# WORK TO COMPLETE
Rewrite the records from the line containing "daylight-text: Daylight: 12 hours and 29" down to the line containing "sunset-text: Sunset: 7:26", replacing "hours" with "hrs" and changing nothing else. Return only those lines.

————————

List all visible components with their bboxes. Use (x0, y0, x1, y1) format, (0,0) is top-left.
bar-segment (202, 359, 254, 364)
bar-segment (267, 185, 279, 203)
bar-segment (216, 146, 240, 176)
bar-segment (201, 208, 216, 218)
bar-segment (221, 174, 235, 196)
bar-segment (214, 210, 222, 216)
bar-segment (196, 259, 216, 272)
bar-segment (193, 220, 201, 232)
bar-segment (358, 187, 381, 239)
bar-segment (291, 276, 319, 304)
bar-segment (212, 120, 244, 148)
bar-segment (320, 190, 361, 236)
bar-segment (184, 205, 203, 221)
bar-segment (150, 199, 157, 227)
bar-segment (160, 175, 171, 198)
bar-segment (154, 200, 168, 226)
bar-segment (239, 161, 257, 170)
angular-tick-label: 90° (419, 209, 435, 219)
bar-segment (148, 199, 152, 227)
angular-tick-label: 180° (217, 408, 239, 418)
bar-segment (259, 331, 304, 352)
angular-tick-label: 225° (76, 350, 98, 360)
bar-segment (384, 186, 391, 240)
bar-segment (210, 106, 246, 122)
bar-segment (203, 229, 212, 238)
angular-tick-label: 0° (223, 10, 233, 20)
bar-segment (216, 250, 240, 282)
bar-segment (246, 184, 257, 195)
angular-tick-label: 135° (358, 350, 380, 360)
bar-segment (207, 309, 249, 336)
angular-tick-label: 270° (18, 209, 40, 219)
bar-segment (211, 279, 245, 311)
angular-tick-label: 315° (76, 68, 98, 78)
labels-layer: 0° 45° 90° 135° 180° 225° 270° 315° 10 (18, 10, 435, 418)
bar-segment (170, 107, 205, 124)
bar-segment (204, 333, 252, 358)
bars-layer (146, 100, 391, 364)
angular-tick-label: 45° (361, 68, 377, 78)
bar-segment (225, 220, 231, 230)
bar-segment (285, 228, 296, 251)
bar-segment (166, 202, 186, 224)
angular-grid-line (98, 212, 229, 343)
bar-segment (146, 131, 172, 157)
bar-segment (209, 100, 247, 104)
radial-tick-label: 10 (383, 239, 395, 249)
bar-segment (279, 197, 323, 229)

————————

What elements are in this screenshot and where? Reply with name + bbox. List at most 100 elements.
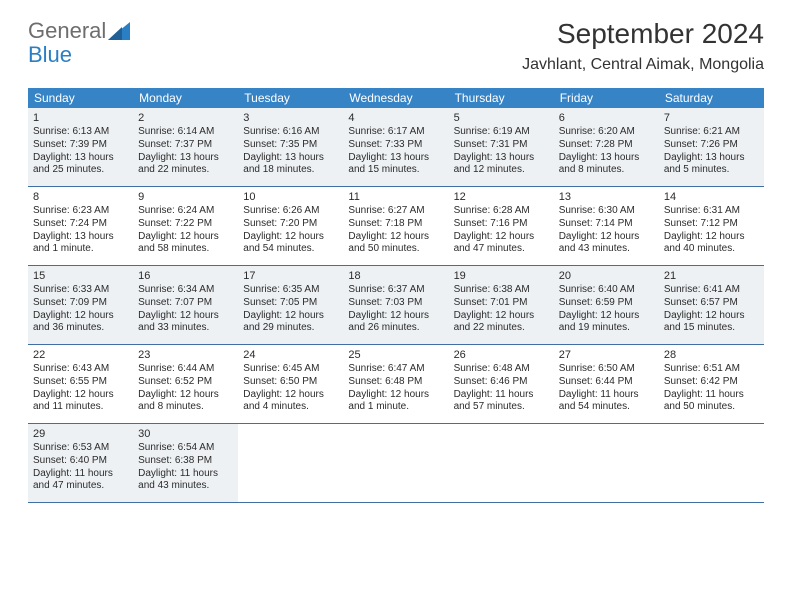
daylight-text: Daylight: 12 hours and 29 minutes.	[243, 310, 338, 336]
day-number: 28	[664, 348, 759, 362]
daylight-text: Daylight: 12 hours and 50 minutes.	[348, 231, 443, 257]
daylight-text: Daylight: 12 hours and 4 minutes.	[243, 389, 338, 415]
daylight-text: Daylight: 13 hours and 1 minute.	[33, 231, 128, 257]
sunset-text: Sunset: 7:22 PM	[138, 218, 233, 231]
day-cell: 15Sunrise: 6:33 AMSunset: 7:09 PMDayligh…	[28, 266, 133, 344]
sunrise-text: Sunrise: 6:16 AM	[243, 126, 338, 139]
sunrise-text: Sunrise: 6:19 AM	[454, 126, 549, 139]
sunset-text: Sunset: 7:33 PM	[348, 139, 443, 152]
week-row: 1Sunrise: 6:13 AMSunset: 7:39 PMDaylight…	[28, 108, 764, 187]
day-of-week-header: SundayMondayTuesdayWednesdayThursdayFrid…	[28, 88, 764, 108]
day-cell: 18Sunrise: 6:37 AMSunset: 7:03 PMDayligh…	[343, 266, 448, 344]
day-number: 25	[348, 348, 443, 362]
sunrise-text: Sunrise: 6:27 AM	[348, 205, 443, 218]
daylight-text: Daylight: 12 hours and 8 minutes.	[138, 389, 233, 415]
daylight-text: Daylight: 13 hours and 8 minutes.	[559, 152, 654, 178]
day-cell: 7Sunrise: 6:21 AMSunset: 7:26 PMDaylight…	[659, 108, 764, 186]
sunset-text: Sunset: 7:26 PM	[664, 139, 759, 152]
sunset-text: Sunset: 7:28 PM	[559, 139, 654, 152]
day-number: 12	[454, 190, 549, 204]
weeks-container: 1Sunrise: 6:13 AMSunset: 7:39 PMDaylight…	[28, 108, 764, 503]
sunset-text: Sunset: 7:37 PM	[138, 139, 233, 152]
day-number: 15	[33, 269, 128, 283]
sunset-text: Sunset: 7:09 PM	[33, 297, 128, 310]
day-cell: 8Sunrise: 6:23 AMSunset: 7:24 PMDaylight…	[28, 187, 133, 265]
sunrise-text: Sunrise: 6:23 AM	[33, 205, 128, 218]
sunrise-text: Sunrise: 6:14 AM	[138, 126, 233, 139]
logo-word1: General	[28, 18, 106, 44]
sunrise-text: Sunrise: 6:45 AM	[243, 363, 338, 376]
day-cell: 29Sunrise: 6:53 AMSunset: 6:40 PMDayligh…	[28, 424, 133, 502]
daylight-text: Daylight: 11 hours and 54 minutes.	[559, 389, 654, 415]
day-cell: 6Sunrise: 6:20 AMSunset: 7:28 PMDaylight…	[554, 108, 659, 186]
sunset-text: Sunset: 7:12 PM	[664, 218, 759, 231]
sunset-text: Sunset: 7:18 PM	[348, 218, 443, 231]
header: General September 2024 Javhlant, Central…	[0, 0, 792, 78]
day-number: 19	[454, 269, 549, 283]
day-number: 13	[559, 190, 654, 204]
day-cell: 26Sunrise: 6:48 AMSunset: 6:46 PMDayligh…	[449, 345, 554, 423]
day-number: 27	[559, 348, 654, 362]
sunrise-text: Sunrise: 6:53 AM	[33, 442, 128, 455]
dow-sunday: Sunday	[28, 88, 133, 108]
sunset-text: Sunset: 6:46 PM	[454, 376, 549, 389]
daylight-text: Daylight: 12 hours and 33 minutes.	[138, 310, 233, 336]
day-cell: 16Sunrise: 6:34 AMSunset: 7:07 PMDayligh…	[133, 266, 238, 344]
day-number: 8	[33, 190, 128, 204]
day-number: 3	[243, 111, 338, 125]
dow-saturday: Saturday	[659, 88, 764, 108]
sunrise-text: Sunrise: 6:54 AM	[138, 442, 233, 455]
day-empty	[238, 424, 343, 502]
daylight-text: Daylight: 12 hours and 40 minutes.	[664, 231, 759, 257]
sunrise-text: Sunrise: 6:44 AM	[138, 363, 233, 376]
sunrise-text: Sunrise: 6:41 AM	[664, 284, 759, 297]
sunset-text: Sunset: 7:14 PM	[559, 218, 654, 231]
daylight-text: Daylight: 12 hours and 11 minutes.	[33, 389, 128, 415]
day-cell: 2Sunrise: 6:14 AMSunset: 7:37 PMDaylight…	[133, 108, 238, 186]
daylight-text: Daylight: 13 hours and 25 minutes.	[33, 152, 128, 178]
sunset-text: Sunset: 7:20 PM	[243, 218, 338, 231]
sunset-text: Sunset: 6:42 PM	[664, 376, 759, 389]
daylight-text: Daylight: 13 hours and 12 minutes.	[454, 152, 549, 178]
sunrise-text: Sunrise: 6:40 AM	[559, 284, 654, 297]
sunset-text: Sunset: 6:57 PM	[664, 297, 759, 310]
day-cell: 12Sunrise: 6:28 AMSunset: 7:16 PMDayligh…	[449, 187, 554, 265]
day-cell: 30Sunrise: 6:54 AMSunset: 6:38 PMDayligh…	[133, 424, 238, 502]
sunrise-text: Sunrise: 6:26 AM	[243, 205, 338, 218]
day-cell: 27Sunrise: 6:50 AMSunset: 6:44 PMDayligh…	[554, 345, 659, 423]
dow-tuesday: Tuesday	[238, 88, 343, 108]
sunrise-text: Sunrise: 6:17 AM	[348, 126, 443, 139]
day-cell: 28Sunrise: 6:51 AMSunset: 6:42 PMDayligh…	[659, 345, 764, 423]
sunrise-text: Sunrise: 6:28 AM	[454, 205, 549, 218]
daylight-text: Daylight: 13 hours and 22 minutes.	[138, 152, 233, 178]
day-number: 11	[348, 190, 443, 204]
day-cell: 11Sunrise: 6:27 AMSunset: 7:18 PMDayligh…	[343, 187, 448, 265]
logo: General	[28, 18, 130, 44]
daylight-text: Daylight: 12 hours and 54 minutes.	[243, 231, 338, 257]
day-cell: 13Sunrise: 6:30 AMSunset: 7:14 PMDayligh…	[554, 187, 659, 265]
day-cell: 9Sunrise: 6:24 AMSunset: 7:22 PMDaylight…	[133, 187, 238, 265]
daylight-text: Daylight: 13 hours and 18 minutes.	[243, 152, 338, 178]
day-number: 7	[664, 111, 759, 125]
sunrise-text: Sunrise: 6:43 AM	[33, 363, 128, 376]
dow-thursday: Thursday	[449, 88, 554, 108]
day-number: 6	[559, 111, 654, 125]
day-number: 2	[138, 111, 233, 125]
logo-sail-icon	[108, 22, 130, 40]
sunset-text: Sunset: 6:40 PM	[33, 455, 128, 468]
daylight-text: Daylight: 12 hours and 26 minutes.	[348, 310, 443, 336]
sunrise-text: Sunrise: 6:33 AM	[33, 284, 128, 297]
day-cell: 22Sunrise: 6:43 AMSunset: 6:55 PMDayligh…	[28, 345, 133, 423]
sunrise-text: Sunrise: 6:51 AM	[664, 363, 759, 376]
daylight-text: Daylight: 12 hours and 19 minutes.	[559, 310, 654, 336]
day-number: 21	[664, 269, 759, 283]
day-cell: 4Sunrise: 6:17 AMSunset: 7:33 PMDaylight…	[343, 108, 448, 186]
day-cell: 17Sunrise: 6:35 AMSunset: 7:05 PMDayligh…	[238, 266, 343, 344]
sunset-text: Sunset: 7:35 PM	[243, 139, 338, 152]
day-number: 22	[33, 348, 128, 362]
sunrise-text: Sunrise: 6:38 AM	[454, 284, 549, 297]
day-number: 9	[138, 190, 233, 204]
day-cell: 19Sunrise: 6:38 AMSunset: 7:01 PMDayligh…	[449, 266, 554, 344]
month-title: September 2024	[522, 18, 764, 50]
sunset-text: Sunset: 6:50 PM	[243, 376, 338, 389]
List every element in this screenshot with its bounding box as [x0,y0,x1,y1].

————————

# TASK OUTPUT
daylight-text: Daylight: 12 hrs and 29 minutes.	[243, 310, 338, 336]
day-number: 28	[664, 348, 759, 362]
daylight-text: Daylight: 12 hrs and 50 minutes.	[348, 231, 443, 257]
daylight-text: Daylight: 12 hrs and 4 minutes.	[243, 389, 338, 415]
daylight-text: Daylight: 13 hrs and 1 minute.	[33, 231, 128, 257]
sunset-text: Sunset: 7:22 PM	[138, 218, 233, 231]
day-cell: 15Sunrise: 6:33 AMSunset: 7:09 PMDayligh…	[28, 266, 133, 344]
sunrise-text: Sunrise: 6:16 AM	[243, 126, 338, 139]
sunrise-text: Sunrise: 6:19 AM	[454, 126, 549, 139]
sunset-text: Sunset: 7:33 PM	[348, 139, 443, 152]
week-row: 1Sunrise: 6:13 AMSunset: 7:39 PMDaylight…	[28, 108, 764, 187]
day-of-week-header: SundayMondayTuesdayWednesdayThursdayFrid…	[28, 88, 764, 108]
day-cell: 18Sunrise: 6:37 AMSunset: 7:03 PMDayligh…	[343, 266, 448, 344]
day-number: 25	[348, 348, 443, 362]
sunrise-text: Sunrise: 6:27 AM	[348, 205, 443, 218]
daylight-text: Daylight: 12 hrs and 8 minutes.	[138, 389, 233, 415]
daylight-text: Daylight: 13 hrs and 8 minutes.	[559, 152, 654, 178]
day-cell: 7Sunrise: 6:21 AMSunset: 7:26 PMDaylight…	[659, 108, 764, 186]
sunset-text: Sunset: 7:26 PM	[664, 139, 759, 152]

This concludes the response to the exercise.